-- Start Data in this exercise --
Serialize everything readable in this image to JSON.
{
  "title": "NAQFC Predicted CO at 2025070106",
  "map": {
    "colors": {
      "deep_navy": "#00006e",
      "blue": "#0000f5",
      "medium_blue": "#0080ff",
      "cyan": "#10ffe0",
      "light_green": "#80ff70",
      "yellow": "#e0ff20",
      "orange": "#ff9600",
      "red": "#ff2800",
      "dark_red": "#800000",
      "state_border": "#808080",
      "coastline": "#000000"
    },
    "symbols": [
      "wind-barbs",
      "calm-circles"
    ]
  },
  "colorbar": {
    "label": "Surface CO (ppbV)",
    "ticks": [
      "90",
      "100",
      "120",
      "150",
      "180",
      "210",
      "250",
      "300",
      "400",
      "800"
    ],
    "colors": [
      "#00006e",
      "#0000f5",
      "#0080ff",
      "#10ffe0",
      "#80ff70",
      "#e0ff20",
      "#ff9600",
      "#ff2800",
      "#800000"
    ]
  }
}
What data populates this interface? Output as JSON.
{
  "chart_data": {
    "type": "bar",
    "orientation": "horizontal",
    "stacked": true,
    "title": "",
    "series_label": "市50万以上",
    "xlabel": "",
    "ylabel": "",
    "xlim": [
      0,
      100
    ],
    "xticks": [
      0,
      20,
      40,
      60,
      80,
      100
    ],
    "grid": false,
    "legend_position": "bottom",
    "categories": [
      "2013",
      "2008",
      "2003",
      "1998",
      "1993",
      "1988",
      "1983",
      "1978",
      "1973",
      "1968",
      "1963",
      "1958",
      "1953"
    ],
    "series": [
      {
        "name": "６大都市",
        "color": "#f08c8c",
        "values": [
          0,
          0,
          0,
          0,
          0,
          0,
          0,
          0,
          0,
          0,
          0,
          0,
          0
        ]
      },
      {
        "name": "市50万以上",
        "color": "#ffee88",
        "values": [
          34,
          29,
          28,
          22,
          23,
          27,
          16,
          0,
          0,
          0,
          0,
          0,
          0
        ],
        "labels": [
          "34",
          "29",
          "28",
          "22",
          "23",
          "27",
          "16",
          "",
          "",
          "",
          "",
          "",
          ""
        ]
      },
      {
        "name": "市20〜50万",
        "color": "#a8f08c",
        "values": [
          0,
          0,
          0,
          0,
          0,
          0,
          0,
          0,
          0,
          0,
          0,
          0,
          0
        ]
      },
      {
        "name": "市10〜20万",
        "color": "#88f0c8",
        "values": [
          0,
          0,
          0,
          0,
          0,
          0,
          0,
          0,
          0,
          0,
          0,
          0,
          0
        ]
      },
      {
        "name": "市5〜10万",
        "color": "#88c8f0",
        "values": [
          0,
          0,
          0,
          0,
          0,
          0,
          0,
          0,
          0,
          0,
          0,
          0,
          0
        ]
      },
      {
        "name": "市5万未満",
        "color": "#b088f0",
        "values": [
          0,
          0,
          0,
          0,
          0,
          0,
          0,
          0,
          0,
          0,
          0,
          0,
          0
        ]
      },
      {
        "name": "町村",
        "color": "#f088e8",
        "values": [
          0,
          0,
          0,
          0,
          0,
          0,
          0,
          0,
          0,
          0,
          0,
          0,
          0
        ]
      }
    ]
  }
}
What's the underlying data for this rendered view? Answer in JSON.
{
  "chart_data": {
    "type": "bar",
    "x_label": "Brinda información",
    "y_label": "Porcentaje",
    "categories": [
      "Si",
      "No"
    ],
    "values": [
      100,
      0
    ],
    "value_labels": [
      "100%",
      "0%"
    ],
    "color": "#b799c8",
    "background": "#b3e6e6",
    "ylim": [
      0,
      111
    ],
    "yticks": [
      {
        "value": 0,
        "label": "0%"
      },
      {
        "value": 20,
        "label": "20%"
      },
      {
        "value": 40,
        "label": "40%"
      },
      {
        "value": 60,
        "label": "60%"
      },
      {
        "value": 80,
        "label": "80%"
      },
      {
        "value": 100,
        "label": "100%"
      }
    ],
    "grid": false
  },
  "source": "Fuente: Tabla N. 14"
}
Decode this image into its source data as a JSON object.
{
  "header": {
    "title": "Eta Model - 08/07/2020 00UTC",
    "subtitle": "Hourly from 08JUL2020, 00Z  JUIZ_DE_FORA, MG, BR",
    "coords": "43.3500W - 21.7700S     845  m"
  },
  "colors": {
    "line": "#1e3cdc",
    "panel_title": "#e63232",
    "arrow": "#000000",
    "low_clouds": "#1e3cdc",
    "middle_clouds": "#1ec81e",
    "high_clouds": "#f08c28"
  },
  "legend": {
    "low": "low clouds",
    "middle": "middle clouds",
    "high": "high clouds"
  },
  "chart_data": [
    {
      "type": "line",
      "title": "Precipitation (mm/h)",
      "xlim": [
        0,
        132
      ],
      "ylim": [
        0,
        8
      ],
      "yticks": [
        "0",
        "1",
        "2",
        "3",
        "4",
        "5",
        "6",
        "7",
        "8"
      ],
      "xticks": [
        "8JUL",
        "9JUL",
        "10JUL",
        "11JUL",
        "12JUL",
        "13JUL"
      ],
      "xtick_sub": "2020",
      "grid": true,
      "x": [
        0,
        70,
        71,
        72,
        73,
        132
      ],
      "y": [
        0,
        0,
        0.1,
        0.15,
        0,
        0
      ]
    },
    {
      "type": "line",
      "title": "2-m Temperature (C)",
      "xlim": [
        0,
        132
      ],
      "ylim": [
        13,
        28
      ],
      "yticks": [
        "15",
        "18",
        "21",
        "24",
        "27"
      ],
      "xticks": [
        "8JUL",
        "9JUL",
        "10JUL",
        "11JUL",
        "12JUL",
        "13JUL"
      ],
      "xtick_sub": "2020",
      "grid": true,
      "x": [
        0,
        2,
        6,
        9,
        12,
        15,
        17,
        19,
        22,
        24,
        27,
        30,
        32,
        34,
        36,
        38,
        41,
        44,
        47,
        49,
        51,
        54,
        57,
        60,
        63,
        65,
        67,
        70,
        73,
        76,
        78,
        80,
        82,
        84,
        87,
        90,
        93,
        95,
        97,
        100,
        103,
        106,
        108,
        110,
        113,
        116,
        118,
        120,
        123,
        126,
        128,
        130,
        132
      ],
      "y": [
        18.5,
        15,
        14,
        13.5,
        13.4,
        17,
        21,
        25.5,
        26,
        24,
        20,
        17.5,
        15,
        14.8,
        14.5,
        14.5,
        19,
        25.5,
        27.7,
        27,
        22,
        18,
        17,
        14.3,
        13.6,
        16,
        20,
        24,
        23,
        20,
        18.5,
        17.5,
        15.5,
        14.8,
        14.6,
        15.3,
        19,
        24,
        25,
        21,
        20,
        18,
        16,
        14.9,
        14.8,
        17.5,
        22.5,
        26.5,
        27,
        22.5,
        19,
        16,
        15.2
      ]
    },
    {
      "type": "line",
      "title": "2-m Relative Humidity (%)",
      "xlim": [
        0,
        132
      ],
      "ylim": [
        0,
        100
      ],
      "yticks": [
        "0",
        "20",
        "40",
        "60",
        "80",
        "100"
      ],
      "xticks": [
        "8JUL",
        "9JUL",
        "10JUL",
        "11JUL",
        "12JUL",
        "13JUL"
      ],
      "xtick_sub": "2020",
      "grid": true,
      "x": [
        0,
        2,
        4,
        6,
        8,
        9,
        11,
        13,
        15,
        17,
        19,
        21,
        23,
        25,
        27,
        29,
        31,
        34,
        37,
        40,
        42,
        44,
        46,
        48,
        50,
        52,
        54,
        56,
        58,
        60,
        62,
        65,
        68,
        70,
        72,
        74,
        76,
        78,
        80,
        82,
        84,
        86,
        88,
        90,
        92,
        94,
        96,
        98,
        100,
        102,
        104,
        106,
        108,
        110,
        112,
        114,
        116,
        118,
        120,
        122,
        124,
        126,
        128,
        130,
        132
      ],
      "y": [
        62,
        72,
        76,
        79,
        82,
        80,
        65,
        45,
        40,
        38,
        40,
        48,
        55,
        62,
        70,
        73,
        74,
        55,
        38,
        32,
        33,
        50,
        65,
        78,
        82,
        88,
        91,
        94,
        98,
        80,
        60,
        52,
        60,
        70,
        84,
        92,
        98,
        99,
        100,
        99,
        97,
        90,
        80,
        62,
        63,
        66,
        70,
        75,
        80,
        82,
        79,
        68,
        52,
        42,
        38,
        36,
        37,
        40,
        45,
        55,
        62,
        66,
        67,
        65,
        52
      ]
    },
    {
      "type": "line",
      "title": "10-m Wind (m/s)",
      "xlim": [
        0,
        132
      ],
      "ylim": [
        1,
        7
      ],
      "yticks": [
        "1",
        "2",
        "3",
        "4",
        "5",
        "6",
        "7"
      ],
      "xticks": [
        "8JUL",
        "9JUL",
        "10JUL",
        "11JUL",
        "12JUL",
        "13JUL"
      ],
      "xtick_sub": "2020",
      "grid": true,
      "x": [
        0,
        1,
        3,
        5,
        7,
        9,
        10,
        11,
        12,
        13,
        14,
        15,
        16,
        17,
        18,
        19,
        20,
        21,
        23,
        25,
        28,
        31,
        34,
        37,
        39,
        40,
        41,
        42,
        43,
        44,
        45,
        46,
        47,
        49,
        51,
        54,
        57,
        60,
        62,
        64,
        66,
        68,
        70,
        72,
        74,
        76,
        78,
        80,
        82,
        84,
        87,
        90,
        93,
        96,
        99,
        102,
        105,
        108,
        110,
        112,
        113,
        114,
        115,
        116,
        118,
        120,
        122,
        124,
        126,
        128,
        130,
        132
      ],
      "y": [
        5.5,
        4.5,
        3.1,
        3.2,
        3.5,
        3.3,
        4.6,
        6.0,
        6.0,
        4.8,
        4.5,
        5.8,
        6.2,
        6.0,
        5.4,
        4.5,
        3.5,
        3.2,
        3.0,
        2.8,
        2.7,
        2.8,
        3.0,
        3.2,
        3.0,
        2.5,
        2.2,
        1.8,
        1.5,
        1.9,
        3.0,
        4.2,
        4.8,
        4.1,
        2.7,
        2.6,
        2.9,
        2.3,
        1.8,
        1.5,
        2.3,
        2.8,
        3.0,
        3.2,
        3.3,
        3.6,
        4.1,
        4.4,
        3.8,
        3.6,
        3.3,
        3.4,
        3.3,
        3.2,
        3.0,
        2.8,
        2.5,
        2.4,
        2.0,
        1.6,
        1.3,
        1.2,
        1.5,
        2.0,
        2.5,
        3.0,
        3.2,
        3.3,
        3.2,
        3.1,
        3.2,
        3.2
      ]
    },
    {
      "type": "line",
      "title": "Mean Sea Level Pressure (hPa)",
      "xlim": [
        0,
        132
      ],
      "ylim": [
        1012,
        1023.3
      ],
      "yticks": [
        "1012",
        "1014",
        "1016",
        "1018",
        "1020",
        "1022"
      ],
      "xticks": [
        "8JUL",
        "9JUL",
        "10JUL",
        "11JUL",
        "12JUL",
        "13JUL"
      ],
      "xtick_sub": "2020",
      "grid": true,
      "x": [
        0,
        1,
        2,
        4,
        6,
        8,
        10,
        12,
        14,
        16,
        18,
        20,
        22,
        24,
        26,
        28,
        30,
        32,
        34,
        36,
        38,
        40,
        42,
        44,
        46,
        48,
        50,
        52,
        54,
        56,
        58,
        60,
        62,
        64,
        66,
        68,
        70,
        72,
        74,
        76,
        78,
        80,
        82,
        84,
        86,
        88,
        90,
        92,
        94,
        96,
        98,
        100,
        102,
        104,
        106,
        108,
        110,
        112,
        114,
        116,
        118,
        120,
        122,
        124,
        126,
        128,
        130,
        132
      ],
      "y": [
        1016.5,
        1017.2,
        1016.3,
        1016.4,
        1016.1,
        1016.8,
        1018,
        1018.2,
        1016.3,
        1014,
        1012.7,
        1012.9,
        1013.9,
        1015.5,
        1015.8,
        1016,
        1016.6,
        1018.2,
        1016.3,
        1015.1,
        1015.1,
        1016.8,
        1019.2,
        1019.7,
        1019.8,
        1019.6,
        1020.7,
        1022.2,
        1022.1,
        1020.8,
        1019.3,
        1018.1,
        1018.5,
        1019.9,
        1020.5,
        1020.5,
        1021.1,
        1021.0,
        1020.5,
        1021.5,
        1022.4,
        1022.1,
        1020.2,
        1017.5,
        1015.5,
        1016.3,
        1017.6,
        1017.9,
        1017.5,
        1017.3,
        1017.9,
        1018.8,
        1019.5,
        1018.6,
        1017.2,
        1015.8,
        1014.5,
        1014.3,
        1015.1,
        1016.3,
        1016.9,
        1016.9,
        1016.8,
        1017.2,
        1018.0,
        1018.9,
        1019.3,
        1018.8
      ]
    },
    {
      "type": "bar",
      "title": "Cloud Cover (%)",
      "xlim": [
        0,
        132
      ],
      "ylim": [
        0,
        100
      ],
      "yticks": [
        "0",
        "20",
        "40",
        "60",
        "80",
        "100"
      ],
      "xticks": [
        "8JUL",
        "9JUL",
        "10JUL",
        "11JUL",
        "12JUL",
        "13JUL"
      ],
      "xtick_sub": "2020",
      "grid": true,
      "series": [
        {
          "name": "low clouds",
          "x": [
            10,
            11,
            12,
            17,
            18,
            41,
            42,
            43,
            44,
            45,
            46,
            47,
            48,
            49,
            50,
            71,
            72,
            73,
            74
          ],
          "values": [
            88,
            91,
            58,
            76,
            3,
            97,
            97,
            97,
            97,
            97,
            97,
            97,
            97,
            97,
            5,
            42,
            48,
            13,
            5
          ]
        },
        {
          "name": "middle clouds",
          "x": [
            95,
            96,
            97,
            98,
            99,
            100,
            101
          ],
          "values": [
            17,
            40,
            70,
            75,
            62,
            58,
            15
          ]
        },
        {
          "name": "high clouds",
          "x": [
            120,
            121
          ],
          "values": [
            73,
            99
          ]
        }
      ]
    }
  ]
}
-- End Data in this exercise --
## [Short task]
Show every line from the entries above in which "JSON" appears.

## [Reply to the task]
Serialize everything readable in this image to JSON.
What data populates this interface? Output as JSON.
What's the underlying data for this rendered view? Answer in JSON.
Decode this image into its source data as a JSON object.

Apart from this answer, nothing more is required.